§ Data extract
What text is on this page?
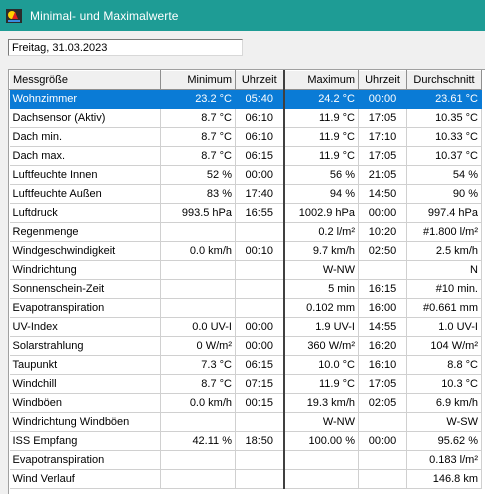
Minimal- und Maximalwerte
Freitag, 31.03.2023
Messgröße	Minimum	Uhrzeit	Maximum	Uhrzeit	Durchschnitt
Wohnzimmer	23.2 °C	05:40	24.2 °C	00:00	23.61 °C
Dachsensor (Aktiv)	8.7 °C	06:10	11.9 °C	17:05	10.35 °C
Dach min.	8.7 °C	06:10	11.9 °C	17:10	10.33 °C
Dach max.	8.7 °C	06:15	11.9 °C	17:05	10.37 °C
Luftfeuchte Innen	52 %	00:00	56 %	21:05	54 %
Luftfeuchte Außen	83 %	17:40	94 %	14:50	90 %
Luftdruck	993.5 hPa	16:55	1002.9 hPa	00:00	997.4 hPa
Regenmenge			0.2 l/m²	10:20	#1.800 l/m²
Windgeschwindigkeit	0.0 km/h	00:10	9.7 km/h	02:50	2.5 km/h
Windrichtung			W-NW		N
Sonnenschein-Zeit			5 min	16:15	#10 min.
Evapotranspiration			0.102 mm	16:00	#0.661 mm
UV-Index	0.0 UV-I	00:00	1.9 UV-I	14:55	1.0 UV-I
Solarstrahlung	0 W/m²	00:00	360 W/m²	16:20	104 W/m²
Taupunkt	7.3 °C	06:15	10.0 °C	16:10	8.8 °C
Windchill	8.7 °C	07:15	11.9 °C	17:05	10.3 °C
Windböen	0.0 km/h	00:15	19.3 km/h	02:05	6.9 km/h
Windrichtung Windböen			W-NW		W-SW
ISS Empfang	42.11 %	18:50	100.00 %	00:00	95.62 %
Evapotranspiration					0.183 l/m²
Wind Verlauf					146.8 km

§ What is needed
Output all of the data exactly as it stands, minus any images.

§ Result
What text is on this page?
Minimal- und Maximalwerte
Freitag, 31.03.2023
Messgröße	Minimum	Uhrzeit	Maximum	Uhrzeit	Durchschnitt
Wohnzimmer	23.2 °C	05:40	24.2 °C	00:00	23.61 °C
Dachsensor (Aktiv)	8.7 °C	06:10	11.9 °C	17:05	10.35 °C
Dach min.	8.7 °C	06:10	11.9 °C	17:10	10.33 °C
Dach max.	8.7 °C	06:15	11.9 °C	17:05	10.37 °C
Luftfeuchte Innen	52 %	00:00	56 %	21:05	54 %
Luftfeuchte Außen	83 %	17:40	94 %	14:50	90 %
Luftdruck	993.5 hPa	16:55	1002.9 hPa	00:00	997.4 hPa
Regenmenge			0.2 l/m²	10:20	#1.800 l/m²
Windgeschwindigkeit	0.0 km/h	00:10	9.7 km/h	02:50	2.5 km/h
Windrichtung			W-NW		N
Sonnenschein-Zeit			5 min	16:15	#10 min.
Evapotranspiration			0.102 mm	16:00	#0.661 mm
UV-Index	0.0 UV-I	00:00	1.9 UV-I	14:55	1.0 UV-I
Solarstrahlung	0 W/m²	00:00	360 W/m²	16:20	104 W/m²
Taupunkt	7.3 °C	06:15	10.0 °C	16:10	8.8 °C
Windchill	8.7 °C	07:15	11.9 °C	17:05	10.3 °C
Windböen	0.0 km/h	00:15	19.3 km/h	02:05	6.9 km/h
Windrichtung Windböen			W-NW		W-SW
ISS Empfang	42.11 %	18:50	100.00 %	00:00	95.62 %
Evapotranspiration					0.183 l/m²
Wind Verlauf					146.8 km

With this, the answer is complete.